> WHAT TO WORK ON:
[1] From the passage on tornado truthers, quote the stretch from "On Sunday, six" through "level of ridiculous.".
[2] Answer these questions using the passage on tornado truthers:
(a) Which town did the tornado strike?
(b) How many days after the tornado will President Obama reportedly visit, and on which day?
(c) How long did it take the truthers to accuse the White House of creating the tornado?
[3] Extend the passage on tornado truthers by picking up after its final sentence.

> PASSAGE SHOWN:
-*-

Meet The Tornado Truthers

Yes, there are people out there claiming that the Moore, OK tornado was some kind of diversion plotted by the Obama Administration:

On Sunday, six days after a furious and deadly tornado, President Obama will reportedly head to Moore, Oklahoma. It took less than 48 hours for the truthers to furiously accuse the White House — perhaps by way of George Soros — of creating the tornado itself. If you thought 9/11 conspiracy theorists were bad, or the Sandy Hook and Boston bombing truthers were reckless, Obama’s meteorological manipulation — all to distract a country from three Washington scandals — well, that might be a new level of ridiculous.

-*-

> RAW DATA:
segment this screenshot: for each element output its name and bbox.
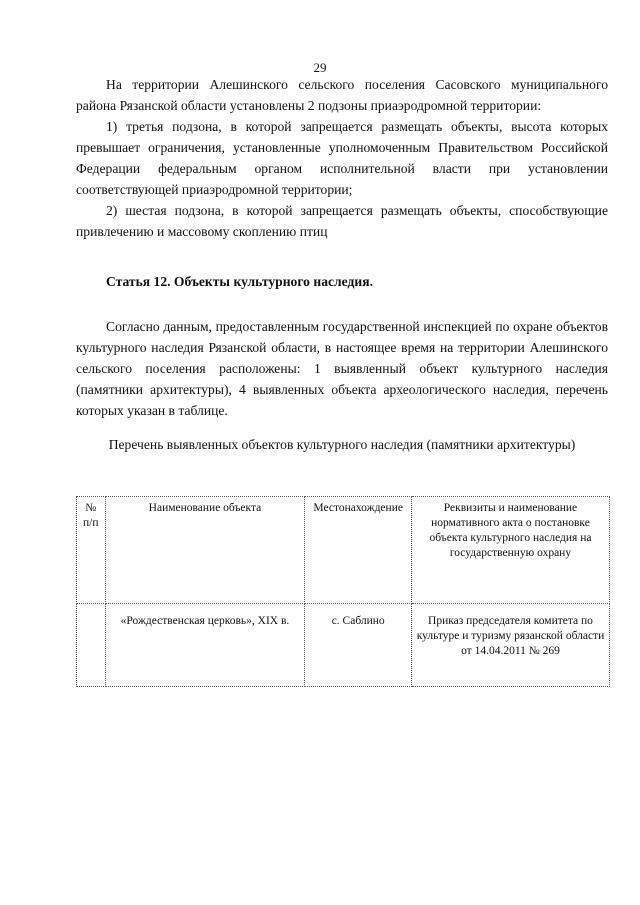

-*-

> THE REPLIES:
[1]
On Sunday, six days after a furious and deadly tornado, President Obama will reportedly head to Moore, Oklahoma. It took less than 48 hours for the truthers to furiously accuse the White House — perhaps by way of George Soros — of creating the tornado itself. If you thought 9/11 conspiracy theorists were bad, or the Sandy Hook and Boston bombing truthers were reckless, Obama’s meteorological manipulation — all to distract a country from three Washington scandals — well, that might be a new level of ridiculous.

[2]
(a) Moore, Oklahoma
(b) Six days after the tornado, on Sunday
(c) Less than 48 hours

[3]
“Of course there’s weather weapon stuff going on — we had floods in Texas like fifteen years ago, killed thirty-something people in one night. Turned out it was the Air Force,” Alex Jones said on his radio show Tuesday afternoon, adding he wasn’t sure if a government “weather weapon” was used against Moore. And being “unsure” of something is exactly the way conspiracy theories work:  It allows people like Jones to sow doubt, float an untrue story — in this case, about the government creating a massive tornado — while at the same time giving truthers a loophole to squeeze through, without being held accountable or stating on the record anything they actually do believe.

The conspiracy theory of the moment goes something like this: The Obama administration is being asked how much they knew about three apparent scandals — Benghazithe IRS, the Justice Department’sdouble leak investigations — and in order to make Americans think about something else, the administration manipulated the weather and created the mile-wide Moore tornado.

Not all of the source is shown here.